##### GIVEN DATA #####

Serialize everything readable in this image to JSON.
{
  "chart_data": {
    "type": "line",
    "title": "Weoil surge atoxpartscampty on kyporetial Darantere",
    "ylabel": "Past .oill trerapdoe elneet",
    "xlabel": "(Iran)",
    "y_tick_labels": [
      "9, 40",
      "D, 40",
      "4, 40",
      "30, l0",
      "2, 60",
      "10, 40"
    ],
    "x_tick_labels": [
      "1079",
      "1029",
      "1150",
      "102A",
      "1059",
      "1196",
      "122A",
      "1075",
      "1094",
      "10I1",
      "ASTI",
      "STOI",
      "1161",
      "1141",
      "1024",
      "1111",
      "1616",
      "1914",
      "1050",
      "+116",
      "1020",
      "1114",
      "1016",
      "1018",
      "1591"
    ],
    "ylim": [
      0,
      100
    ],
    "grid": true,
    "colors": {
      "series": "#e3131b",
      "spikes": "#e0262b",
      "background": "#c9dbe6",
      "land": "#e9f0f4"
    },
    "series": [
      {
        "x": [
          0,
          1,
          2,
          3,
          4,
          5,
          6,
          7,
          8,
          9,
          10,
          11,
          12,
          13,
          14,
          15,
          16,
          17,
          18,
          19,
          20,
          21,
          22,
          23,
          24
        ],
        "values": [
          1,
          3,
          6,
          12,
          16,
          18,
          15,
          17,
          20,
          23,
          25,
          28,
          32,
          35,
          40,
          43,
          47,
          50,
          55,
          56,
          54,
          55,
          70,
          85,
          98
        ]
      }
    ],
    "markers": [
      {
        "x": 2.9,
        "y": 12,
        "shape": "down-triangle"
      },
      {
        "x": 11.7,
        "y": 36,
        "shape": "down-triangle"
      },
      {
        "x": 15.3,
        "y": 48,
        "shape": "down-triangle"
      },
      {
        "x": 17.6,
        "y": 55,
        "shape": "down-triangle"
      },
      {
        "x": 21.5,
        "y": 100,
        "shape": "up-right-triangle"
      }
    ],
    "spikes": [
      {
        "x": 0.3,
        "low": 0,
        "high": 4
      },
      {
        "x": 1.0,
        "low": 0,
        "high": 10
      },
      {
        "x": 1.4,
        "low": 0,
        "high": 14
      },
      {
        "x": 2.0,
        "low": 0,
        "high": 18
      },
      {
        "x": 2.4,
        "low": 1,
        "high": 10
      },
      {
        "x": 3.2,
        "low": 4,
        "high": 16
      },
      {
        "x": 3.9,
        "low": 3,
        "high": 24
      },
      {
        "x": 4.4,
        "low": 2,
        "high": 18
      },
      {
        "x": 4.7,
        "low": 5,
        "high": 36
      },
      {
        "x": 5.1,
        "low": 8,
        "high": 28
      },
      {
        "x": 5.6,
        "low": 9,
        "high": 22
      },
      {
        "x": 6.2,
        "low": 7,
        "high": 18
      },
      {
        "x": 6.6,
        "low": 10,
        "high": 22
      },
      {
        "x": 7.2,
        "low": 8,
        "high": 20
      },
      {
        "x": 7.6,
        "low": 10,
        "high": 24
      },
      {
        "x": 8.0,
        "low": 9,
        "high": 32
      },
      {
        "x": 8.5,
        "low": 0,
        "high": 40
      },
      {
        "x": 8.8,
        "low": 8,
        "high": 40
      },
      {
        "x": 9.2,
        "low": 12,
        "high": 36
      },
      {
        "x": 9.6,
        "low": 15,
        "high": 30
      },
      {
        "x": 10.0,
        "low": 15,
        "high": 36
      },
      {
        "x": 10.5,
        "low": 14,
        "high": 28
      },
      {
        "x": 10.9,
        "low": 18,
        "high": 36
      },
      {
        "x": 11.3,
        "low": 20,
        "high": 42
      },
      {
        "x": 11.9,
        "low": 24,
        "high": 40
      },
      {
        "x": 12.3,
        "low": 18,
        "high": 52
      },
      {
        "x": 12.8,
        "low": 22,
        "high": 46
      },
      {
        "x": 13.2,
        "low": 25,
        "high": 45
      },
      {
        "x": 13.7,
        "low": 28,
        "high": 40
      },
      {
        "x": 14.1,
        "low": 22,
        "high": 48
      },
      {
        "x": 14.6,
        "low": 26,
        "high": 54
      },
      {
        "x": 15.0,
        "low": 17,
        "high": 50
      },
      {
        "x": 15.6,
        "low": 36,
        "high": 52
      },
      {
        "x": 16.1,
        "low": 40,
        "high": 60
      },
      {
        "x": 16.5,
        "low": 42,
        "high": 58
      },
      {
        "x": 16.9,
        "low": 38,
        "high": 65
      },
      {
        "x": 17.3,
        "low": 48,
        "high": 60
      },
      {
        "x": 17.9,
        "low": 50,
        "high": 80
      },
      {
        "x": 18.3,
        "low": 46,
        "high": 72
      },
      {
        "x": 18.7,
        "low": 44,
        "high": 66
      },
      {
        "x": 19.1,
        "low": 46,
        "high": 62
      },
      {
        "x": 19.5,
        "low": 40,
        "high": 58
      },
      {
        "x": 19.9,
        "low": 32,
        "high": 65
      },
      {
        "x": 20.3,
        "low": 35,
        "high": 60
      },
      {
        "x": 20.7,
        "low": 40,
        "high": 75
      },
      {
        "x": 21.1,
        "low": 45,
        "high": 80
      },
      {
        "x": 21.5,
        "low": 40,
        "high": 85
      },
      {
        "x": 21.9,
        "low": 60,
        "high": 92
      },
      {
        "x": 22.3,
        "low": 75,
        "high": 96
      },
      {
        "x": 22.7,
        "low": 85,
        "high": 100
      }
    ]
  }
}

#####

WHAT YOU HAVE TO DO: Repeat the entries exactly, all of them.

TASK RESULT:
Serialize everything readable in this image to JSON.
{
  "chart_data": {
    "type": "line",
    "title": "Weoil surge atoxpartscampty on kyporetial Darantere",
    "ylabel": "Past .oill trerapdoe elneet",
    "xlabel": "(Iran)",
    "y_tick_labels": [
      "9, 40",
      "D, 40",
      "4, 40",
      "30, l0",
      "2, 60",
      "10, 40"
    ],
    "x_tick_labels": [
      "1079",
      "1029",
      "1150",
      "102A",
      "1059",
      "1196",
      "122A",
      "1075",
      "1094",
      "10I1",
      "ASTI",
      "STOI",
      "1161",
      "1141",
      "1024",
      "1111",
      "1616",
      "1914",
      "1050",
      "+116",
      "1020",
      "1114",
      "1016",
      "1018",
      "1591"
    ],
    "ylim": [
      0,
      100
    ],
    "grid": true,
    "colors": {
      "series": "#e3131b",
      "spikes": "#e0262b",
      "background": "#c9dbe6",
      "land": "#e9f0f4"
    },
    "series": [
      {
        "x": [
          0,
          1,
          2,
          3,
          4,
          5,
          6,
          7,
          8,
          9,
          10,
          11,
          12,
          13,
          14,
          15,
          16,
          17,
          18,
          19,
          20,
          21,
          22,
          23,
          24
        ],
        "values": [
          1,
          3,
          6,
          12,
          16,
          18,
          15,
          17,
          20,
          23,
          25,
          28,
          32,
          35,
          40,
          43,
          47,
          50,
          55,
          56,
          54,
          55,
          70,
          85,
          98
        ]
      }
    ],
    "markers": [
      {
        "x": 2.9,
        "y": 12,
        "shape": "down-triangle"
      },
      {
        "x": 11.7,
        "y": 36,
        "shape": "down-triangle"
      },
      {
        "x": 15.3,
        "y": 48,
        "shape": "down-triangle"
      },
      {
        "x": 17.6,
        "y": 55,
        "shape": "down-triangle"
      },
      {
        "x": 21.5,
        "y": 100,
        "shape": "up-right-triangle"
      }
    ],
    "spikes": [
      {
        "x": 0.3,
        "low": 0,
        "high": 4
      },
      {
        "x": 1.0,
        "low": 0,
        "high": 10
      },
      {
        "x": 1.4,
        "low": 0,
        "high": 14
      },
      {
        "x": 2.0,
        "low": 0,
        "high": 18
      },
      {
        "x": 2.4,
        "low": 1,
        "high": 10
      },
      {
        "x": 3.2,
        "low": 4,
        "high": 16
      },
      {
        "x": 3.9,
        "low": 3,
        "high": 24
      },
      {
        "x": 4.4,
        "low": 2,
        "high": 18
      },
      {
        "x": 4.7,
        "low": 5,
        "high": 36
      },
      {
        "x": 5.1,
        "low": 8,
        "high": 28
      },
      {
        "x": 5.6,
        "low": 9,
        "high": 22
      },
      {
        "x": 6.2,
        "low": 7,
        "high": 18
      },
      {
        "x": 6.6,
        "low": 10,
        "high": 22
      },
      {
        "x": 7.2,
        "low": 8,
        "high": 20
      },
      {
        "x": 7.6,
        "low": 10,
        "high": 24
      },
      {
        "x": 8.0,
        "low": 9,
        "high": 32
      },
      {
        "x": 8.5,
        "low": 0,
        "high": 40
      },
      {
        "x": 8.8,
        "low": 8,
        "high": 40
      },
      {
        "x": 9.2,
        "low": 12,
        "high": 36
      },
      {
        "x": 9.6,
        "low": 15,
        "high": 30
      },
      {
        "x": 10.0,
        "low": 15,
        "high": 36
      },
      {
        "x": 10.5,
        "low": 14,
        "high": 28
      },
      {
        "x": 10.9,
        "low": 18,
        "high": 36
      },
      {
        "x": 11.3,
        "low": 20,
        "high": 42
      },
      {
        "x": 11.9,
        "low": 24,
        "high": 40
      },
      {
        "x": 12.3,
        "low": 18,
        "high": 52
      },
      {
        "x": 12.8,
        "low": 22,
        "high": 46
      },
      {
        "x": 13.2,
        "low": 25,
        "high": 45
      },
      {
        "x": 13.7,
        "low": 28,
        "high": 40
      },
      {
        "x": 14.1,
        "low": 22,
        "high": 48
      },
      {
        "x": 14.6,
        "low": 26,
        "high": 54
      },
      {
        "x": 15.0,
        "low": 17,
        "high": 50
      },
      {
        "x": 15.6,
        "low": 36,
        "high": 52
      },
      {
        "x": 16.1,
        "low": 40,
        "high": 60
      },
      {
        "x": 16.5,
        "low": 42,
        "high": 58
      },
      {
        "x": 16.9,
        "low": 38,
        "high": 65
      },
      {
        "x": 17.3,
        "low": 48,
        "high": 60
      },
      {
        "x": 17.9,
        "low": 50,
        "high": 80
      },
      {
        "x": 18.3,
        "low": 46,
        "high": 72
      },
      {
        "x": 18.7,
        "low": 44,
        "high": 66
      },
      {
        "x": 19.1,
        "low": 46,
        "high": 62
      },
      {
        "x": 19.5,
        "low": 40,
        "high": 58
      },
      {
        "x": 19.9,
        "low": 32,
        "high": 65
      },
      {
        "x": 20.3,
        "low": 35,
        "high": 60
      },
      {
        "x": 20.7,
        "low": 40,
        "high": 75
      },
      {
        "x": 21.1,
        "low": 45,
        "high": 80
      },
      {
        "x": 21.5,
        "low": 40,
        "high": 85
      },
      {
        "x": 21.9,
        "low": 60,
        "high": 92
      },
      {
        "x": 22.3,
        "low": 75,
        "high": 96
      },
      {
        "x": 22.7,
        "low": 85,
        "high": 100
      }
    ]
  }
}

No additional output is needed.